Stated exercise
Write out the data below line for line, without changing anything.

===== Stored rows

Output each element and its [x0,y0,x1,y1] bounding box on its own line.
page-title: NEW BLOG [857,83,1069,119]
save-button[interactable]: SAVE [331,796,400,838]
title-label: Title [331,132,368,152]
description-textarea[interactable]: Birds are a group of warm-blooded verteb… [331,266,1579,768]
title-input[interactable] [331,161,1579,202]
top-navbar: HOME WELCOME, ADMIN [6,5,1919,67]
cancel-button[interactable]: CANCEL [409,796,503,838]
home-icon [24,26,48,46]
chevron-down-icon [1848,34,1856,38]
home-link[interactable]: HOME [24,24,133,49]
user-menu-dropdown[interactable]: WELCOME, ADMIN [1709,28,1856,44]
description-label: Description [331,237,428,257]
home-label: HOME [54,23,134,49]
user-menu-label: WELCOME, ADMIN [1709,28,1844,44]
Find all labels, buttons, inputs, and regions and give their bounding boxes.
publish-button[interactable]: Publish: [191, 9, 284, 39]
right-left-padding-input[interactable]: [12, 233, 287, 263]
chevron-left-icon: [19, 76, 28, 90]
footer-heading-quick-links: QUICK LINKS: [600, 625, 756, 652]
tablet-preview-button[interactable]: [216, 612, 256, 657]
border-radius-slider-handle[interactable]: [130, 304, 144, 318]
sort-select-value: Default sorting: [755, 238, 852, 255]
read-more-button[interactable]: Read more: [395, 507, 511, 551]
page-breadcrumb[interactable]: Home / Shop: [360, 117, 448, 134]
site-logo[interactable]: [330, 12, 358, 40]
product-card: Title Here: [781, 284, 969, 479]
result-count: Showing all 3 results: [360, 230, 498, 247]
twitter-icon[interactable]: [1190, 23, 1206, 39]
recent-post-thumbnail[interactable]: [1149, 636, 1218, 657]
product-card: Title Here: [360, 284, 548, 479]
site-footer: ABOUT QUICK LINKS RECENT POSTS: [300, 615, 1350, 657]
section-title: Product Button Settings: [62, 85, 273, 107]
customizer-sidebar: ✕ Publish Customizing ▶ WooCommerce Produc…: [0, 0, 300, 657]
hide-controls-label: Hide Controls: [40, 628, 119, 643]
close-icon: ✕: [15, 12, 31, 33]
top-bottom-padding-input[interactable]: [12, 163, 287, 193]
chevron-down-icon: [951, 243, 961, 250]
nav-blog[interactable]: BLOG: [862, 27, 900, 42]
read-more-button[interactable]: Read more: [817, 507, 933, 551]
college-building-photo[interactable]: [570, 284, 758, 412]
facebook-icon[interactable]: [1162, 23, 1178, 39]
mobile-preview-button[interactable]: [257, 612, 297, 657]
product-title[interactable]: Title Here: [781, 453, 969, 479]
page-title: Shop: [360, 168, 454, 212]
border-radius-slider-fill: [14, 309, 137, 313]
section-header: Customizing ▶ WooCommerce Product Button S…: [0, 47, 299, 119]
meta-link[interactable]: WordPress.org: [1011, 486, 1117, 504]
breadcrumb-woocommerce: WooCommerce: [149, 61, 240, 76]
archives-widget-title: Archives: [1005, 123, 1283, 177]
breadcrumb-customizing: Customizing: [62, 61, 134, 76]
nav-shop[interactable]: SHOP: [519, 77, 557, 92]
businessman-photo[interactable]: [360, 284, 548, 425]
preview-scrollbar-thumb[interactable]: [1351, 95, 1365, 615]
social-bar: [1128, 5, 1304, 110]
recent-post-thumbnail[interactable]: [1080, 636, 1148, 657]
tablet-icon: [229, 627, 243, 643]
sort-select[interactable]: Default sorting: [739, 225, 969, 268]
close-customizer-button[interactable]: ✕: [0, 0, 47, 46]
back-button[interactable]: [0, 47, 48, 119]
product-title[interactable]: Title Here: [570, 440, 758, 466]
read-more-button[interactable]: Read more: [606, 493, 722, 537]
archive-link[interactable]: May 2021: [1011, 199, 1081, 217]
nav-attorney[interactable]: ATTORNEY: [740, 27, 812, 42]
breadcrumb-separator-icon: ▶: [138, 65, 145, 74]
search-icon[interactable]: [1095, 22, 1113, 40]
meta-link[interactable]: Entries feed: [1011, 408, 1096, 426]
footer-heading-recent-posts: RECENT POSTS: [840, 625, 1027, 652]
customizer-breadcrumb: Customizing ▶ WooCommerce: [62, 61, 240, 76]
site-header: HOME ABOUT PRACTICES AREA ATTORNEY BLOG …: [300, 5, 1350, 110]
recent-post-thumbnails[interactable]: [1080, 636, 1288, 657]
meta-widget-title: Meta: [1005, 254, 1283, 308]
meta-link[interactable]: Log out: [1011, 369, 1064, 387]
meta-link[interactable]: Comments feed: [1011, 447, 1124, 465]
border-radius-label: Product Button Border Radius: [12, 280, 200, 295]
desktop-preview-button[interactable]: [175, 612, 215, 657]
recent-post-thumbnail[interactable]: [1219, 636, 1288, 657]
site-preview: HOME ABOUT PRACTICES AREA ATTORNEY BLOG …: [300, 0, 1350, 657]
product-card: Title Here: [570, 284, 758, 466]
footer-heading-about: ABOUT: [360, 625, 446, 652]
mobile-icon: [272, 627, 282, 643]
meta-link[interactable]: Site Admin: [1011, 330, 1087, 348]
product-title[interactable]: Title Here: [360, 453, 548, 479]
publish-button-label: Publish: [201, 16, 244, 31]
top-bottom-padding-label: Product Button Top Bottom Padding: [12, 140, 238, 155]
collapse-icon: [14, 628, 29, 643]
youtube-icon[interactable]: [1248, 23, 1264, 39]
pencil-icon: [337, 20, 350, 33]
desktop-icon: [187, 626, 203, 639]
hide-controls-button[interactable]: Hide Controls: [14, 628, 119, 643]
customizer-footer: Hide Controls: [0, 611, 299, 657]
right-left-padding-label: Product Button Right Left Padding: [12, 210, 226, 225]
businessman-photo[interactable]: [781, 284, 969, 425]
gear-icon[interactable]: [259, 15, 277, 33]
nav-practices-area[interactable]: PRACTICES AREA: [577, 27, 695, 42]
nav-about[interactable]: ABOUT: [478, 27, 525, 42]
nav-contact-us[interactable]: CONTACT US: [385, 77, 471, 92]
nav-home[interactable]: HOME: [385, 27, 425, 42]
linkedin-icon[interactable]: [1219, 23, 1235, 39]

==========

Result of the task
Output each element and its [x0,y0,x1,y1] bounding box on its own line.
page-title: NEW BLOG [857,83,1069,119]
save-button[interactable]: SAVE [331,796,400,838]
title-label: Title [331,132,368,152]
description-textarea[interactable]: Birds are a group of warm-blooded verteb… [331,266,1579,768]
title-input[interactable] [331,161,1579,202]
top-navbar: HOME WELCOME, ADMIN [6,5,1919,67]
cancel-button[interactable]: CANCEL [409,796,503,838]
home-icon [24,26,48,46]
chevron-down-icon [1848,34,1856,38]
home-link[interactable]: HOME [24,24,133,49]
user-menu-dropdown[interactable]: WELCOME, ADMIN [1709,28,1856,44]
description-label: Description [331,237,428,257]
home-label: HOME [54,23,134,49]
user-menu-label: WELCOME, ADMIN [1709,28,1844,44]
Find all labels, buttons, inputs, and regions and give their bounding boxes.
publish-button[interactable]: Publish: [191, 9, 284, 39]
right-left-padding-input[interactable]: [12, 233, 287, 263]
chevron-left-icon: [19, 76, 28, 90]
footer-heading-quick-links: QUICK LINKS: [600, 625, 756, 652]
tablet-preview-button[interactable]: [216, 612, 256, 657]
border-radius-slider-handle[interactable]: [130, 304, 144, 318]
sort-select-value: Default sorting: [755, 238, 852, 255]
read-more-button[interactable]: Read more: [395, 507, 511, 551]
page-breadcrumb[interactable]: Home / Shop: [360, 117, 448, 134]
site-logo[interactable]: [330, 12, 358, 40]
product-card: Title Here: [781, 284, 969, 479]
result-count: Showing all 3 results: [360, 230, 498, 247]
twitter-icon[interactable]: [1190, 23, 1206, 39]
recent-post-thumbnail[interactable]: [1149, 636, 1218, 657]
product-card: Title Here: [360, 284, 548, 479]
site-footer: ABOUT QUICK LINKS RECENT POSTS: [300, 615, 1350, 657]
section-title: Product Button Settings: [62, 85, 273, 107]
customizer-sidebar: ✕ Publish Customizing ▶ WooCommerce Produc…: [0, 0, 300, 657]
hide-controls-label: Hide Controls: [40, 628, 119, 643]
close-icon: ✕: [15, 12, 31, 33]
top-bottom-padding-input[interactable]: [12, 163, 287, 193]
chevron-down-icon: [951, 243, 961, 250]
nav-blog[interactable]: BLOG: [862, 27, 900, 42]
read-more-button[interactable]: Read more: [817, 507, 933, 551]
college-building-photo[interactable]: [570, 284, 758, 412]
facebook-icon[interactable]: [1162, 23, 1178, 39]
mobile-preview-button[interactable]: [257, 612, 297, 657]
product-title[interactable]: Title Here: [781, 453, 969, 479]
page-title: Shop: [360, 168, 454, 212]
border-radius-slider-fill: [14, 309, 137, 313]
section-header: Customizing ▶ WooCommerce Product Button S…: [0, 47, 299, 119]
meta-link[interactable]: WordPress.org: [1011, 486, 1117, 504]
breadcrumb-woocommerce: WooCommerce: [149, 61, 240, 76]
archives-widget-title: Archives: [1005, 123, 1283, 177]
breadcrumb-customizing: Customizing: [62, 61, 134, 76]
nav-shop[interactable]: SHOP: [519, 77, 557, 92]
businessman-photo[interactable]: [360, 284, 548, 425]
preview-scrollbar-thumb[interactable]: [1351, 95, 1365, 615]
social-bar: [1128, 5, 1304, 110]
recent-post-thumbnail[interactable]: [1080, 636, 1148, 657]
tablet-icon: [229, 627, 243, 643]
sort-select[interactable]: Default sorting: [739, 225, 969, 268]
close-customizer-button[interactable]: ✕: [0, 0, 47, 46]
back-button[interactable]: [0, 47, 48, 119]
product-title[interactable]: Title Here: [570, 440, 758, 466]
read-more-button[interactable]: Read more: [606, 493, 722, 537]
archive-link[interactable]: May 2021: [1011, 199, 1081, 217]
nav-attorney[interactable]: ATTORNEY: [740, 27, 812, 42]
breadcrumb-separator-icon: ▶: [138, 65, 145, 74]
search-icon[interactable]: [1095, 22, 1113, 40]
meta-link[interactable]: Entries feed: [1011, 408, 1096, 426]
footer-heading-recent-posts: RECENT POSTS: [840, 625, 1027, 652]
customizer-breadcrumb: Customizing ▶ WooCommerce: [62, 61, 240, 76]
site-header: HOME ABOUT PRACTICES AREA ATTORNEY BLOG …: [300, 5, 1350, 110]
recent-post-thumbnails[interactable]: [1080, 636, 1288, 657]
meta-widget-title: Meta: [1005, 254, 1283, 308]
meta-link[interactable]: Log out: [1011, 369, 1064, 387]
meta-link[interactable]: Comments feed: [1011, 447, 1124, 465]
border-radius-label: Product Button Border Radius: [12, 280, 200, 295]
desktop-preview-button[interactable]: [175, 612, 215, 657]
recent-post-thumbnail[interactable]: [1219, 636, 1288, 657]
site-preview: HOME ABOUT PRACTICES AREA ATTORNEY BLOG …: [300, 0, 1350, 657]
product-card: Title Here: [570, 284, 758, 466]
footer-heading-about: ABOUT: [360, 625, 446, 652]
mobile-icon: [272, 627, 282, 643]
meta-link[interactable]: Site Admin: [1011, 330, 1087, 348]
product-title[interactable]: Title Here: [360, 453, 548, 479]
publish-button-label: Publish: [201, 16, 244, 31]
top-bottom-padding-label: Product Button Top Bottom Padding: [12, 140, 238, 155]
collapse-icon: [14, 628, 29, 643]
youtube-icon[interactable]: [1248, 23, 1264, 39]
pencil-icon: [337, 20, 350, 33]
desktop-icon: [187, 626, 203, 639]
hide-controls-button[interactable]: Hide Controls: [14, 628, 119, 643]
customizer-footer: Hide Controls: [0, 611, 299, 657]
right-left-padding-label: Product Button Right Left Padding: [12, 210, 226, 225]
businessman-photo[interactable]: [781, 284, 969, 425]
gear-icon[interactable]: [259, 15, 277, 33]
nav-practices-area[interactable]: PRACTICES AREA: [577, 27, 695, 42]
nav-about[interactable]: ABOUT: [478, 27, 525, 42]
nav-contact-us[interactable]: CONTACT US: [385, 77, 471, 92]
nav-home[interactable]: HOME: [385, 27, 425, 42]
linkedin-icon[interactable]: [1219, 23, 1235, 39]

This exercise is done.